### [TASK OBJECTIVE]
Each entry needs to be restated exactly as written.

### [GIVEN INFORMATION]
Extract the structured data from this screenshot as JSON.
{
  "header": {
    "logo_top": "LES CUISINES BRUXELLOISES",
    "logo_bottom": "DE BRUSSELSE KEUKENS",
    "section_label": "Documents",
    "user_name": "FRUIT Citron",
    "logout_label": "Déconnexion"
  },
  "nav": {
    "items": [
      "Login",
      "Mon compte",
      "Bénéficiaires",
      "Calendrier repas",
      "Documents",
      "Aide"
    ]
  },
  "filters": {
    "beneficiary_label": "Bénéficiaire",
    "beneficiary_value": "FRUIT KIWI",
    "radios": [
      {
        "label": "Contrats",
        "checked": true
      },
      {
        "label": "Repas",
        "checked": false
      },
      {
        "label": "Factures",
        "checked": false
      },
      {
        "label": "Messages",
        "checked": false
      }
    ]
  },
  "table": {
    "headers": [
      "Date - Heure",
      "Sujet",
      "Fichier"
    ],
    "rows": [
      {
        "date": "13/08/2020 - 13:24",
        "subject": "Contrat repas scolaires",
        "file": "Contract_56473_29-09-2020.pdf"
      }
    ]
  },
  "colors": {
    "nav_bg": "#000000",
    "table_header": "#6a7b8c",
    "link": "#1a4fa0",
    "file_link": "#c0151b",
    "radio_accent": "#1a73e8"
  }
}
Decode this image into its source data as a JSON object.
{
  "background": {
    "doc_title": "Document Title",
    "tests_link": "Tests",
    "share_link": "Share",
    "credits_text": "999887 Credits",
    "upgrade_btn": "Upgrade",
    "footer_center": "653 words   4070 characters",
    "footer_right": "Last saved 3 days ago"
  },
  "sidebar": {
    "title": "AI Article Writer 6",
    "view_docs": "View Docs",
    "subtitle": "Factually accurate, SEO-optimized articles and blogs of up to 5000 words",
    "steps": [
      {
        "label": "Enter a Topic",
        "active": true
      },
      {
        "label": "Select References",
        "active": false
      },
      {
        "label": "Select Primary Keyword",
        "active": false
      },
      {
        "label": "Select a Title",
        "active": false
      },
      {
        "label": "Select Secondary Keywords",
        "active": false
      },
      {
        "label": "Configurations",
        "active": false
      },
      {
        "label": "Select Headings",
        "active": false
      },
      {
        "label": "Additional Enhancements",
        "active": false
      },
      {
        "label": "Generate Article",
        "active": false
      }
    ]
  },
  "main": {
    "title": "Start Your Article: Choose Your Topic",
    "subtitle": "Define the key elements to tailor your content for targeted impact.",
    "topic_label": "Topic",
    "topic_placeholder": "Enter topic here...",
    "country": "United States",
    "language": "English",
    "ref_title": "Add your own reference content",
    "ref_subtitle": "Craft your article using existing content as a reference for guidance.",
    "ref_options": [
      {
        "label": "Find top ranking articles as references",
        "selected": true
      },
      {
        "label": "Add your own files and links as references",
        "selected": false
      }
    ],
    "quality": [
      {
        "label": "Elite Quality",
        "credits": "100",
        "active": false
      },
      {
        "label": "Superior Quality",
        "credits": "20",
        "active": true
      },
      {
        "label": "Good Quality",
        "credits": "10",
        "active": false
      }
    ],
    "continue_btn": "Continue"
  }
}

### [RESULT FOR THIS EXERCISE]
Extract the structured data from this screenshot as JSON.
{
  "header": {
    "logo_top": "LES CUISINES BRUXELLOISES",
    "logo_bottom": "DE BRUSSELSE KEUKENS",
    "section_label": "Documents",
    "user_name": "FRUIT Citron",
    "logout_label": "Déconnexion"
  },
  "nav": {
    "items": [
      "Login",
      "Mon compte",
      "Bénéficiaires",
      "Calendrier repas",
      "Documents",
      "Aide"
    ]
  },
  "filters": {
    "beneficiary_label": "Bénéficiaire",
    "beneficiary_value": "FRUIT KIWI",
    "radios": [
      {
        "label": "Contrats",
        "checked": true
      },
      {
        "label": "Repas",
        "checked": false
      },
      {
        "label": "Factures",
        "checked": false
      },
      {
        "label": "Messages",
        "checked": false
      }
    ]
  },
  "table": {
    "headers": [
      "Date - Heure",
      "Sujet",
      "Fichier"
    ],
    "rows": [
      {
        "date": "13/08/2020 - 13:24",
        "subject": "Contrat repas scolaires",
        "file": "Contract_56473_29-09-2020.pdf"
      }
    ]
  },
  "colors": {
    "nav_bg": "#000000",
    "table_header": "#6a7b8c",
    "link": "#1a4fa0",
    "file_link": "#c0151b",
    "radio_accent": "#1a73e8"
  }
}
Decode this image into its source data as a JSON object.
{
  "background": {
    "doc_title": "Document Title",
    "tests_link": "Tests",
    "share_link": "Share",
    "credits_text": "999887 Credits",
    "upgrade_btn": "Upgrade",
    "footer_center": "653 words   4070 characters",
    "footer_right": "Last saved 3 days ago"
  },
  "sidebar": {
    "title": "AI Article Writer 6",
    "view_docs": "View Docs",
    "subtitle": "Factually accurate, SEO-optimized articles and blogs of up to 5000 words",
    "steps": [
      {
        "label": "Enter a Topic",
        "active": true
      },
      {
        "label": "Select References",
        "active": false
      },
      {
        "label": "Select Primary Keyword",
        "active": false
      },
      {
        "label": "Select a Title",
        "active": false
      },
      {
        "label": "Select Secondary Keywords",
        "active": false
      },
      {
        "label": "Configurations",
        "active": false
      },
      {
        "label": "Select Headings",
        "active": false
      },
      {
        "label": "Additional Enhancements",
        "active": false
      },
      {
        "label": "Generate Article",
        "active": false
      }
    ]
  },
  "main": {
    "title": "Start Your Article: Choose Your Topic",
    "subtitle": "Define the key elements to tailor your content for targeted impact.",
    "topic_label": "Topic",
    "topic_placeholder": "Enter topic here...",
    "country": "United States",
    "language": "English",
    "ref_title": "Add your own reference content",
    "ref_subtitle": "Craft your article using existing content as a reference for guidance.",
    "ref_options": [
      {
        "label": "Find top ranking articles as references",
        "selected": true
      },
      {
        "label": "Add your own files and links as references",
        "selected": false
      }
    ],
    "quality": [
      {
        "label": "Elite Quality",
        "credits": "100",
        "active": false
      },
      {
        "label": "Superior Quality",
        "credits": "20",
        "active": true
      },
      {
        "label": "Good Quality",
        "credits": "10",
        "active": false
      }
    ],
    "continue_btn": "Continue"
  }
}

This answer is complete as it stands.